### [Problem]
From the entries that follow, pick out all lines holding "name".

--- Start ---

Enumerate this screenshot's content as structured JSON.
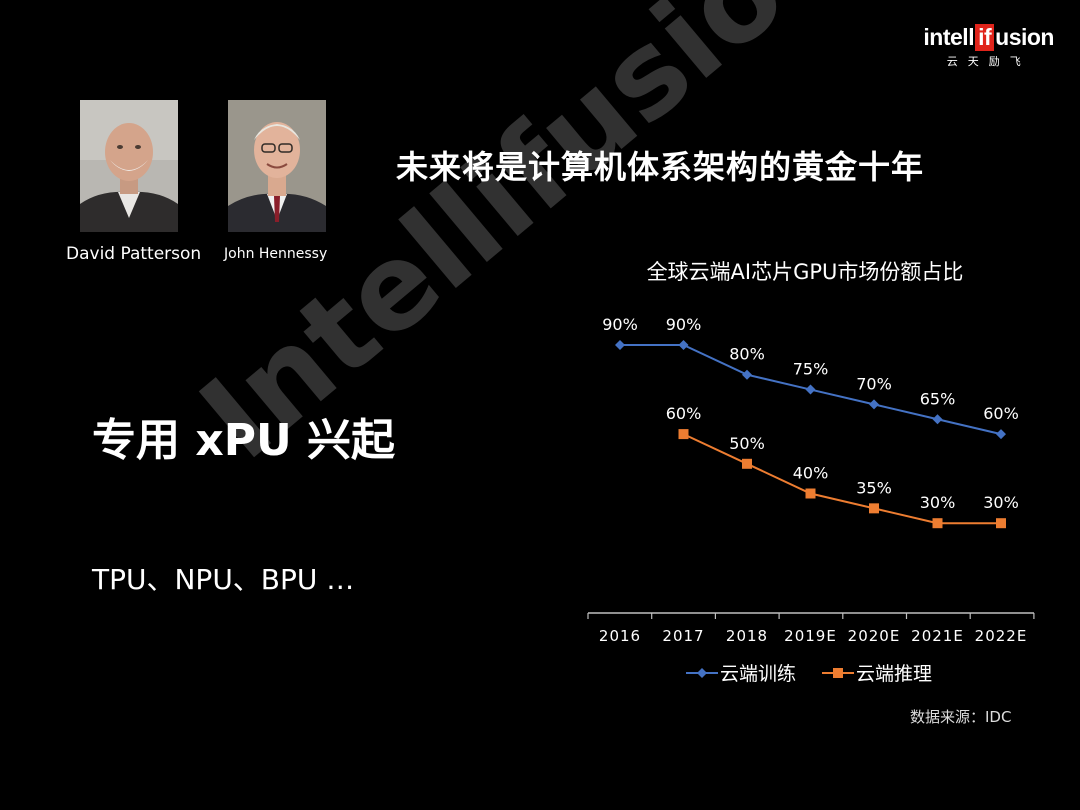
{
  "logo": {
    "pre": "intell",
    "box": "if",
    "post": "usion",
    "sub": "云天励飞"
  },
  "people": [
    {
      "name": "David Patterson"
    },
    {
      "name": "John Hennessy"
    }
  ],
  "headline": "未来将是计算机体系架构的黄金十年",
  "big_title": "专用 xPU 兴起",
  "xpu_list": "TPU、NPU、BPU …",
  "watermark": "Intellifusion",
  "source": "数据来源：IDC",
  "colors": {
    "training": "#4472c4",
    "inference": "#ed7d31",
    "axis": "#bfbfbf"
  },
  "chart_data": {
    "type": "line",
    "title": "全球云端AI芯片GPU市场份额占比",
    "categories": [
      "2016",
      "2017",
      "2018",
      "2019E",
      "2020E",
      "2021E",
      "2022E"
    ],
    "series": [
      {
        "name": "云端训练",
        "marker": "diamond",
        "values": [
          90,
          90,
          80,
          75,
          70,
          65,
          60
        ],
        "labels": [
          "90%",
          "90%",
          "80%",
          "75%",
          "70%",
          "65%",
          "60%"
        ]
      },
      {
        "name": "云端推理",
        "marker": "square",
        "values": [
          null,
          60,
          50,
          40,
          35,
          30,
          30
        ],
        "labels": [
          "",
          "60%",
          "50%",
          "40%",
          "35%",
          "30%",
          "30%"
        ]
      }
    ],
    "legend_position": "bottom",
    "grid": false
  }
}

--- End ---

### [Result for this task]
      "name": "David Patterson"
      "name": "John Hennessy"
        "name": "云端训练",
        "name": "云端推理",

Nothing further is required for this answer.